*DOCUMENT EXCERPT*:
[Start]

Commissioner ROWEN. I had in mind the thought that Congress had in mind the idea that investment companies would invest in venture capital situations when this law was enacted. To date there has only been one instance I am aware of where investment companies have invested in venture capital companies.

I think the use of the term "glaring instance" was perhaps an improper selection of words.

Chairman HELLER. Commissioner, would you recommend to the Congress the enactment of the statute which would require or compel investment companies to invest in venture capital?

Commissioner RowEN. No. I think the investors themselves ought, in every instance, to have the opportunity of buying into the kind of an enterprise they want to buy into.

Section 12 (e) contemplates the permission for investment companies to make such an investment. I think it would be a mistake to require companies to make such investment.

Chairman HELLER. In other words, while the statute might contemplate it, and it is hoped that the companies do so, you would not suggest that the statute should compel them to do so. Is that the correct way to put it?

Commissioner RowEN. Yes.

Chairman HELLER. Suppose we adjourn until tomorrow at 2 o'clock.

(Whereupon, at 4:30 p. m., Tuesday, February 12, 1952, the hearing was recessed util 2 p. m., Wednesday, February 13, 1952.)

STUDY OF THE SECURITIES AND EXCHANGE COMMISSION

WEDNESDAY, FEBRUARY 13, 1952

HOUSE OF REPRESENTATIVES, SUBCOMMITTEE OF THE COMMITTEE ON INTERSTATE AND FOREIGN COMMERCE, Washington, D. C.

[End]

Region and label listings
[Start]

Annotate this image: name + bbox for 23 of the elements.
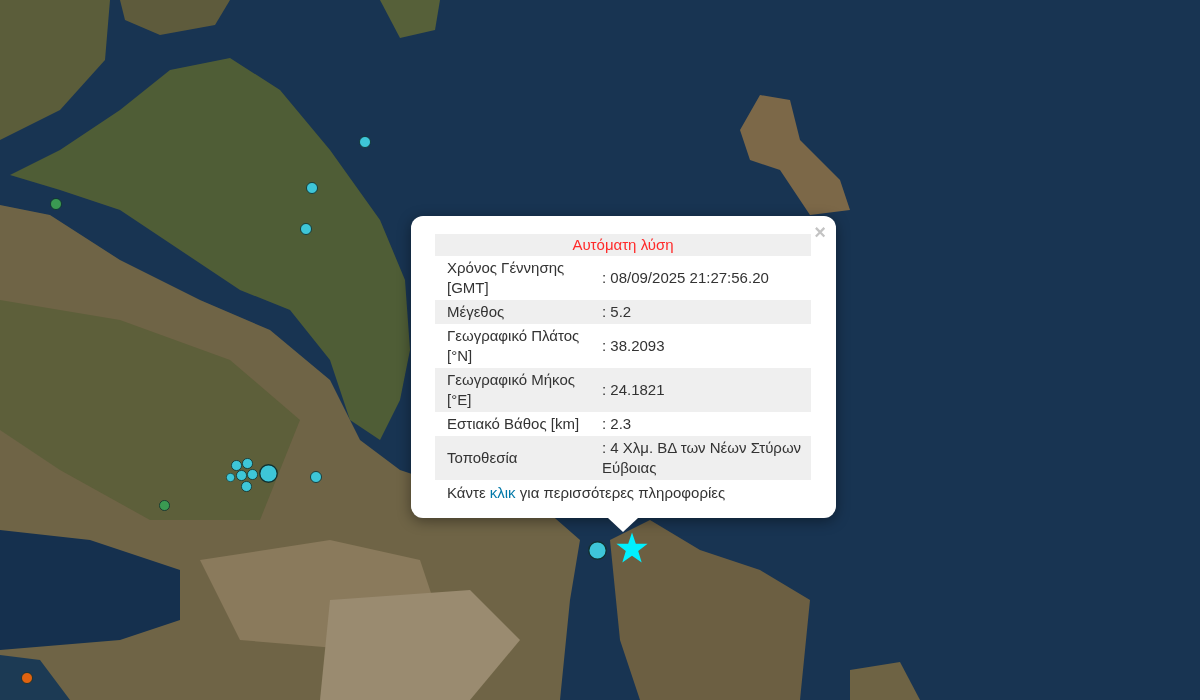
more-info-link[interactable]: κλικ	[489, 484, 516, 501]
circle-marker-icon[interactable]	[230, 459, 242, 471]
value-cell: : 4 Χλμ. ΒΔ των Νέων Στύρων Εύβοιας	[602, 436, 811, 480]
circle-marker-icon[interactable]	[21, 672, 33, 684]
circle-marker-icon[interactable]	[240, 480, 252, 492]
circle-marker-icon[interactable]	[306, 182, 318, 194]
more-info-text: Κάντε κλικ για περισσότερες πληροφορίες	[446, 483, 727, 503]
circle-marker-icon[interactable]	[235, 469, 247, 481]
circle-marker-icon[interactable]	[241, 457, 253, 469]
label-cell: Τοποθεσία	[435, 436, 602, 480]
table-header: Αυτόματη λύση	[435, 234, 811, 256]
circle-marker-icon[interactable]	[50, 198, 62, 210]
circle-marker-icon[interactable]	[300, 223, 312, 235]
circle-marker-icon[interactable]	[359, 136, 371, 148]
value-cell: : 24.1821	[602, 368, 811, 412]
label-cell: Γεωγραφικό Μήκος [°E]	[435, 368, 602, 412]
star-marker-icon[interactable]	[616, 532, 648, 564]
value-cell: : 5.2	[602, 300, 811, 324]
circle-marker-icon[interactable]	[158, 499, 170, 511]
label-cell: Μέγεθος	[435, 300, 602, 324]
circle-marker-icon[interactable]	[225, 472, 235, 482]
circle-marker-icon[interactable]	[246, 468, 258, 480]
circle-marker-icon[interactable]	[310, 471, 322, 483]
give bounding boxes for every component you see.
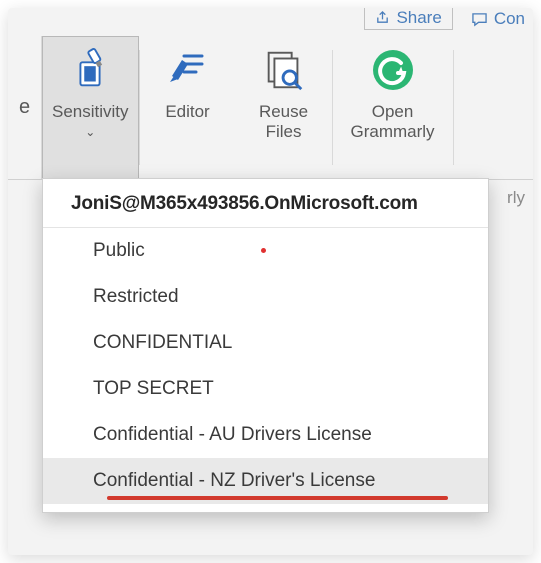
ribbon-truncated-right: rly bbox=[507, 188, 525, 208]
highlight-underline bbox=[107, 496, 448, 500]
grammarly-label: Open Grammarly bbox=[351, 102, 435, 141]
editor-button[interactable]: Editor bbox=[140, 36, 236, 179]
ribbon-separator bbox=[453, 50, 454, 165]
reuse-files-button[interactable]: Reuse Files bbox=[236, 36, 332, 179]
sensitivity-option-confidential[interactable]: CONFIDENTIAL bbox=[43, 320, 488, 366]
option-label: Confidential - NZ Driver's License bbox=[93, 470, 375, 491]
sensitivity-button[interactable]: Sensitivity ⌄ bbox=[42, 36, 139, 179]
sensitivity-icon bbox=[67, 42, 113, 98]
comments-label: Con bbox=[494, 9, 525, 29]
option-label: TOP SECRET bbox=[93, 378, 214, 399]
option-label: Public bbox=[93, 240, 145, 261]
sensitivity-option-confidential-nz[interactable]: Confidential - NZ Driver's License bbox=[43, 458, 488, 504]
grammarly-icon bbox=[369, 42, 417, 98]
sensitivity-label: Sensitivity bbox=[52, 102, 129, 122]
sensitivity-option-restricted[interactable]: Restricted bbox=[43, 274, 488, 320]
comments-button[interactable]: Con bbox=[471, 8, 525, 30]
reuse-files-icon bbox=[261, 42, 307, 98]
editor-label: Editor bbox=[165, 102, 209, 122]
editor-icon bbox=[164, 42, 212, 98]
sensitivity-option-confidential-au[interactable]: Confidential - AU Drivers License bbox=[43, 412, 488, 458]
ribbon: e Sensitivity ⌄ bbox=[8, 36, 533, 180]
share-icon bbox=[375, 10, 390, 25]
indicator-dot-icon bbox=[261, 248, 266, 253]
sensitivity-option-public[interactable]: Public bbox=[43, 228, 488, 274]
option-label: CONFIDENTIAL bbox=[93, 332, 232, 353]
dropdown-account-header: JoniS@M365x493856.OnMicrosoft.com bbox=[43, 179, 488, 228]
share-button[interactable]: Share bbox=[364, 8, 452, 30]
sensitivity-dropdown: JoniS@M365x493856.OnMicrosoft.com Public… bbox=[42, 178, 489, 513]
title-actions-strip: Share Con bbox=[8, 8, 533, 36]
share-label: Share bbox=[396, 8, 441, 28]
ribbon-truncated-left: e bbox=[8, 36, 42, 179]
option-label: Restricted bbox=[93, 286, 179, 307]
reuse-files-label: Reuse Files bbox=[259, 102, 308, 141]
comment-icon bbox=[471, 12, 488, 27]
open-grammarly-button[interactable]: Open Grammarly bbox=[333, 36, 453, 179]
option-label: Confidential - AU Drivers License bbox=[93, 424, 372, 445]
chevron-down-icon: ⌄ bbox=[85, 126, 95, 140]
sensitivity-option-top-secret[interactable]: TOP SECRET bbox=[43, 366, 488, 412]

[End]
[Start]

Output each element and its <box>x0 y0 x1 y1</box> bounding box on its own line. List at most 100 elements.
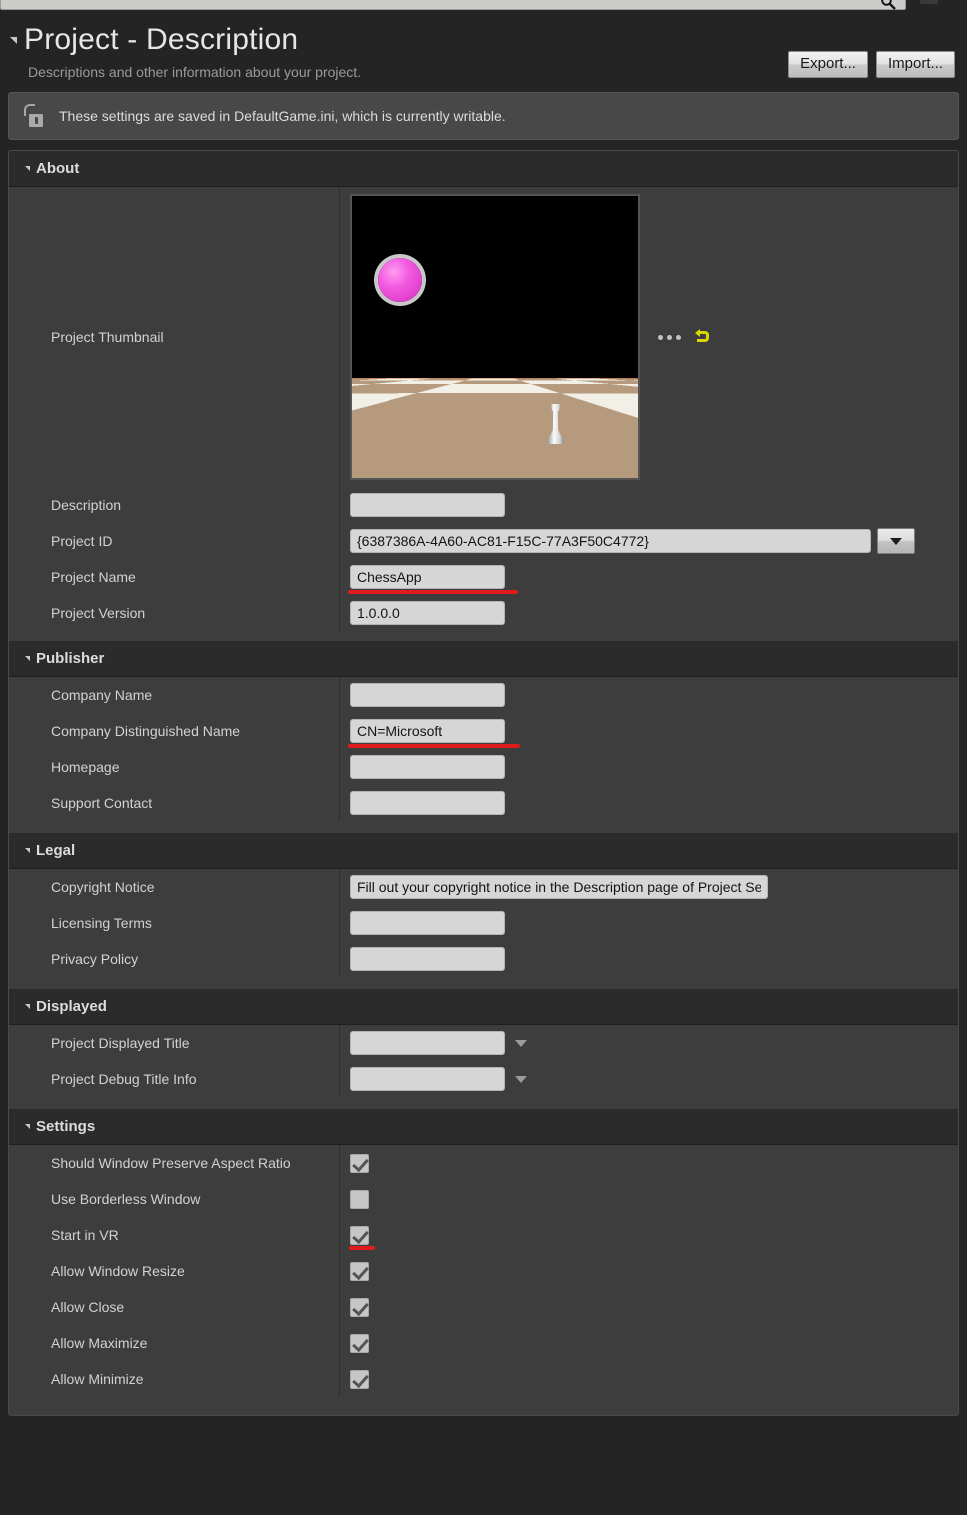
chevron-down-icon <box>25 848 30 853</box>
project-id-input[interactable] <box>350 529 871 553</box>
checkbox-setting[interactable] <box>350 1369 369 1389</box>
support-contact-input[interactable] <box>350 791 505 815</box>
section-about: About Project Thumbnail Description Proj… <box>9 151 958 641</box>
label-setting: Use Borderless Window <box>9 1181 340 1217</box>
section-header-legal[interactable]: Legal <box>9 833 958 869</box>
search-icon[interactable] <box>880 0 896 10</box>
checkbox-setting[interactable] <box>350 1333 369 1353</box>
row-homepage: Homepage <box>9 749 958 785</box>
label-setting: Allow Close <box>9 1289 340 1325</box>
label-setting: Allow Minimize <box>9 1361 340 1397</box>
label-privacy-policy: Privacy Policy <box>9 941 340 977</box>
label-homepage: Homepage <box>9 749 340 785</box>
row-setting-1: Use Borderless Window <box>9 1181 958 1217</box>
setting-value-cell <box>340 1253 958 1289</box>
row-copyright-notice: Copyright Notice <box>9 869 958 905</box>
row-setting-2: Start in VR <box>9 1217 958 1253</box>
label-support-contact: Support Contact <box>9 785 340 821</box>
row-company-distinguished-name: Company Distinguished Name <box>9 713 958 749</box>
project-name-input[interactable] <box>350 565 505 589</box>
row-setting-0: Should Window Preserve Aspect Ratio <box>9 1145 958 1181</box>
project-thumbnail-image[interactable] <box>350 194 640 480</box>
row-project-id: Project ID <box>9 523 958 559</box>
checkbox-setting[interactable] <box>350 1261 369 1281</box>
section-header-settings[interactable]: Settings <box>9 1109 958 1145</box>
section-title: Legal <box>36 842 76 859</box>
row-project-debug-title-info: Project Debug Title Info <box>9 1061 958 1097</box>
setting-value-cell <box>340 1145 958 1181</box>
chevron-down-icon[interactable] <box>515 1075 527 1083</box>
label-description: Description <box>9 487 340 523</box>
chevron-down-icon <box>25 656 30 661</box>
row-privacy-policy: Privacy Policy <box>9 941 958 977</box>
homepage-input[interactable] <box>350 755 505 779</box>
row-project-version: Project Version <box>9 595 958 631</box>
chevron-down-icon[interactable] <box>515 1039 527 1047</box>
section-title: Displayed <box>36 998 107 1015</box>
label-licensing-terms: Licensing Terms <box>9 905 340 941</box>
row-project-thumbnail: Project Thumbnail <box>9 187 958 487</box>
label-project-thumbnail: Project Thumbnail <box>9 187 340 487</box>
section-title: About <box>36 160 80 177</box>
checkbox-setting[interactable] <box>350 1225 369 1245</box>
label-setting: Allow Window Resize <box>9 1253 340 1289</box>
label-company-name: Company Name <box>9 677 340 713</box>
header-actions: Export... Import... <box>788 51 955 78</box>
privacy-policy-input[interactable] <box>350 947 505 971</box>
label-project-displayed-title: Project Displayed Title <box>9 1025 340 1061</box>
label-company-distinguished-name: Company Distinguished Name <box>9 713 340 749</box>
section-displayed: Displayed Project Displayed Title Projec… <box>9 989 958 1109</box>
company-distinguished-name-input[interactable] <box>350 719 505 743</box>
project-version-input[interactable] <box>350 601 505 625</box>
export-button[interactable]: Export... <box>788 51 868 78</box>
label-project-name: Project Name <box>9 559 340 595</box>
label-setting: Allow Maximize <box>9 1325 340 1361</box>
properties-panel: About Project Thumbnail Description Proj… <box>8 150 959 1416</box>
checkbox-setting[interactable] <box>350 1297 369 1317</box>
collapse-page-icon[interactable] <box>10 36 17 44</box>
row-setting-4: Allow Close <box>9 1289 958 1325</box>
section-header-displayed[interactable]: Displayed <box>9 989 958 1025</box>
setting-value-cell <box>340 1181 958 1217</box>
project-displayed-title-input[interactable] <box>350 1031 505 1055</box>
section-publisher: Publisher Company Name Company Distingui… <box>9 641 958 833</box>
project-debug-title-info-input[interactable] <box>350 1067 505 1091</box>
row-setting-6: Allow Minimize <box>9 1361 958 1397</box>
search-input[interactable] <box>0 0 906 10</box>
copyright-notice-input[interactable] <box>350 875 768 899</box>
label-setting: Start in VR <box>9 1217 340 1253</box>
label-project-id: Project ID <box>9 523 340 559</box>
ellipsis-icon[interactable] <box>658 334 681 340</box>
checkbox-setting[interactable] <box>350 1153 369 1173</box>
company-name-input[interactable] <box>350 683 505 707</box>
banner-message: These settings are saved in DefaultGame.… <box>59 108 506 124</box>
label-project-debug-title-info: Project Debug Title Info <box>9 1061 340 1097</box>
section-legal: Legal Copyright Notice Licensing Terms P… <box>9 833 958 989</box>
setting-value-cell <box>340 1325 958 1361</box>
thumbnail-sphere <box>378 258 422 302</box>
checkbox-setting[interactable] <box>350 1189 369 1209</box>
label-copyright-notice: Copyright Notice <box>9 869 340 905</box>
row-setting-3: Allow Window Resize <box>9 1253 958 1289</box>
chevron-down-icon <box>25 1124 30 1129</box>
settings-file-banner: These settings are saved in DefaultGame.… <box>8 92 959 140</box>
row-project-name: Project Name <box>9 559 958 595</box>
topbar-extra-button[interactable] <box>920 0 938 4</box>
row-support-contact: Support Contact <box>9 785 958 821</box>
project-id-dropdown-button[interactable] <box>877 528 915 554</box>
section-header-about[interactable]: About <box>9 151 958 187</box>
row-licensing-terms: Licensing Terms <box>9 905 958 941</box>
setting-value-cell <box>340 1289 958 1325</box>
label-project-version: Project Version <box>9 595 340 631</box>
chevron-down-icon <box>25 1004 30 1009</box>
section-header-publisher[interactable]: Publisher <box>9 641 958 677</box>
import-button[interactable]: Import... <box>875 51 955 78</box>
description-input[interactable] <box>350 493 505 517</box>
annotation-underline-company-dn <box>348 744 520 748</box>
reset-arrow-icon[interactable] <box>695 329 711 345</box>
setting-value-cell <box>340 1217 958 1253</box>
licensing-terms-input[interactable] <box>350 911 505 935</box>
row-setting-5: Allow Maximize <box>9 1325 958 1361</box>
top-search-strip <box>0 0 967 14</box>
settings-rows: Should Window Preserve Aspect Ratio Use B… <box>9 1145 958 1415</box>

[End]

*JOBS*:
1. Return the part of the hearing transcript on investment companies and venture capital that runs from "Chairman HELLER. In" down to "February 13, 1952.)".
2. Write the next part of the hearing transcript on the Securities and Exchange Commission, picking up after its last line.
The data have no connection to the hearing transcript.

*TASK RESPONSES*:
1.
Chairman HELLER. In other words, while the statute might contemplate it, and it is hoped that the companies do so, you would not suggest that the statute should compel them to do so. Is that the correct way to put it?

Commissioner RowEN. Yes.

Chairman HELLER. Suppose we adjourn until tomorrow at 2 o'clock.

(Whereupon, at 4:30 p. m., Tuesday, February 12, 1952, the hearing was recessed util 2 p. m., Wednesday, February 13, 1952.)

2.
The subcommittee met at 2 p. m., pursuant to recess, in room 1334, New House Office Building, Hon. Louis B. Heller (chairman of the subcommittee) presiding.

Mr. HELLER. The committee will please be in order.

TESTIMONY OF BALDWIN B. BANE, DIRECTOR, DIVISION OF CORPORATION FINANCE, SECURITIES AND EXCHANGE COMMISSION

Mr. HELLER. Mr. Bane, would you be good enough to rise?

You solemnly swear that the testimony which you will give to this committee will be the truth, the whole truth, and nothing but the truth, so help you God?

Mr. BANE. I do.

Mr. HELLER. Will you be seated and give the reporter your full name?

Mr. BANE. Baldwin B. Bane, 1630 Rhode Island Avenue NW., Washington, D. C.

Mr. HELLER. Mr. Bane, you are the Director of the Division of Corporation Finance of the Securities and Exchange Commission? Mr. BANE. Yes, sir.

Mr. HELLER. I have your statement, dated January 15, 1952. For the purpose of this examination, Mr. Bane, do you adopt this statement as your direct testimony?

Mr. BANE. Yes, sir.

Mr. HELLER. This statement will be made a part of the record at this point.

(The statement referred to is as follows:)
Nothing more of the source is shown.